> **What needs to be done**: Return the material exactly as supplied, apart from the pictures, which are omitted.

> **Data for the task**:
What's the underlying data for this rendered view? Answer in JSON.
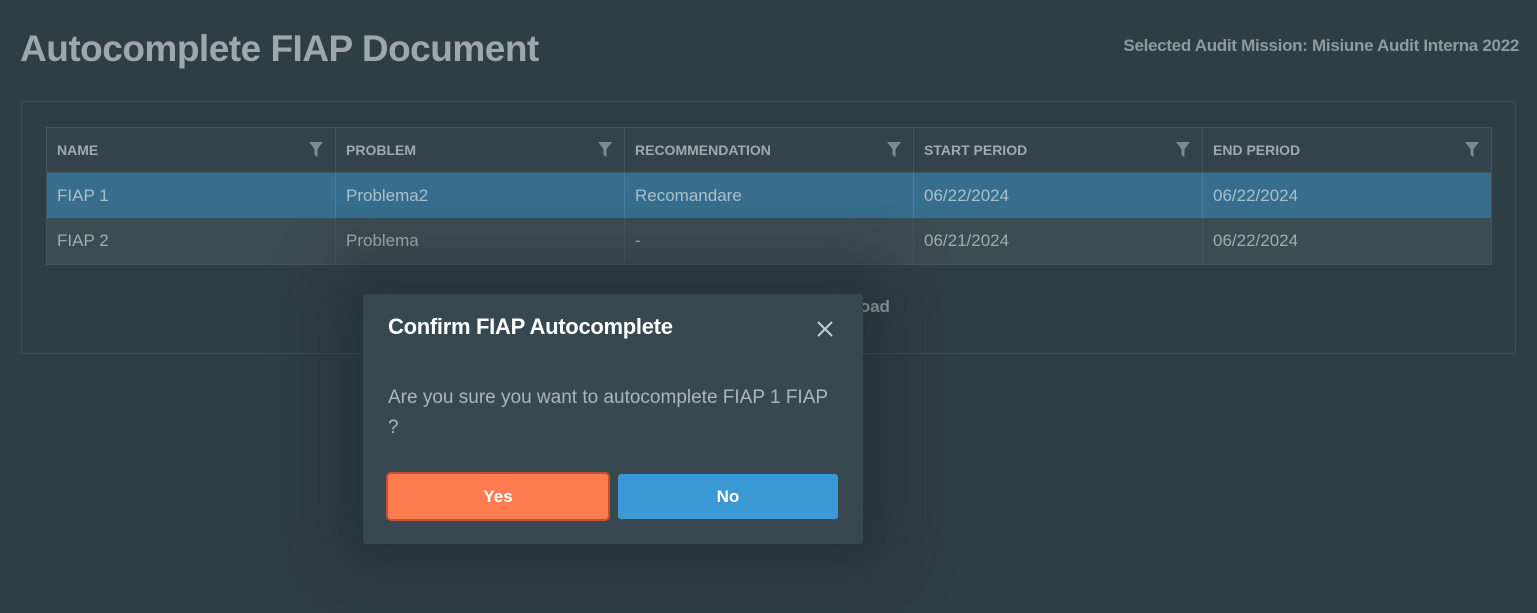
{
  "page": {
    "title": "Autocomplete FIAP Document",
    "mission_label": "Selected Audit Mission: Misiune Audit Interna 2022"
  },
  "table": {
    "columns": [
      "NAME",
      "PROBLEM",
      "RECOMMENDATION",
      "START PERIOD",
      "END PERIOD"
    ],
    "rows": [
      [
        "FIAP 1",
        "Problema2",
        "Recomandare",
        "06/22/2024",
        "06/22/2024"
      ],
      [
        "FIAP 2",
        "Problema",
        "-",
        "06/21/2024",
        "06/22/2024"
      ]
    ],
    "selected_row": "FIAP 1"
  },
  "download": {
    "partial_label": "load"
  },
  "modal": {
    "title": "Confirm FIAP Autocomplete",
    "message": "Are you sure you want to autocomplete FIAP 1 FIAP ?",
    "yes_label": "Yes",
    "no_label": "No",
    "close_icon": "close-icon"
  },
  "colors": {
    "background": "#2f3d45",
    "selected_row": "#376e8d",
    "alt_row": "#3d4b52",
    "yes_button": "#ff7b50",
    "no_button": "#3b9ad6",
    "modal_bg": "#384850"
  },
  "icons": {
    "column_filter": "filter-icon"
  }
}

> **Response for this exercise**:
What's the underlying data for this rendered view? Answer in JSON.
{
  "page": {
    "title": "Autocomplete FIAP Document",
    "mission_label": "Selected Audit Mission: Misiune Audit Interna 2022"
  },
  "table": {
    "columns": [
      "NAME",
      "PROBLEM",
      "RECOMMENDATION",
      "START PERIOD",
      "END PERIOD"
    ],
    "rows": [
      [
        "FIAP 1",
        "Problema2",
        "Recomandare",
        "06/22/2024",
        "06/22/2024"
      ],
      [
        "FIAP 2",
        "Problema",
        "-",
        "06/21/2024",
        "06/22/2024"
      ]
    ],
    "selected_row": "FIAP 1"
  },
  "download": {
    "partial_label": "load"
  },
  "modal": {
    "title": "Confirm FIAP Autocomplete",
    "message": "Are you sure you want to autocomplete FIAP 1 FIAP ?",
    "yes_label": "Yes",
    "no_label": "No",
    "close_icon": "close-icon"
  },
  "colors": {
    "background": "#2f3d45",
    "selected_row": "#376e8d",
    "alt_row": "#3d4b52",
    "yes_button": "#ff7b50",
    "no_button": "#3b9ad6",
    "modal_bg": "#384850"
  },
  "icons": {
    "column_filter": "filter-icon"
  }
}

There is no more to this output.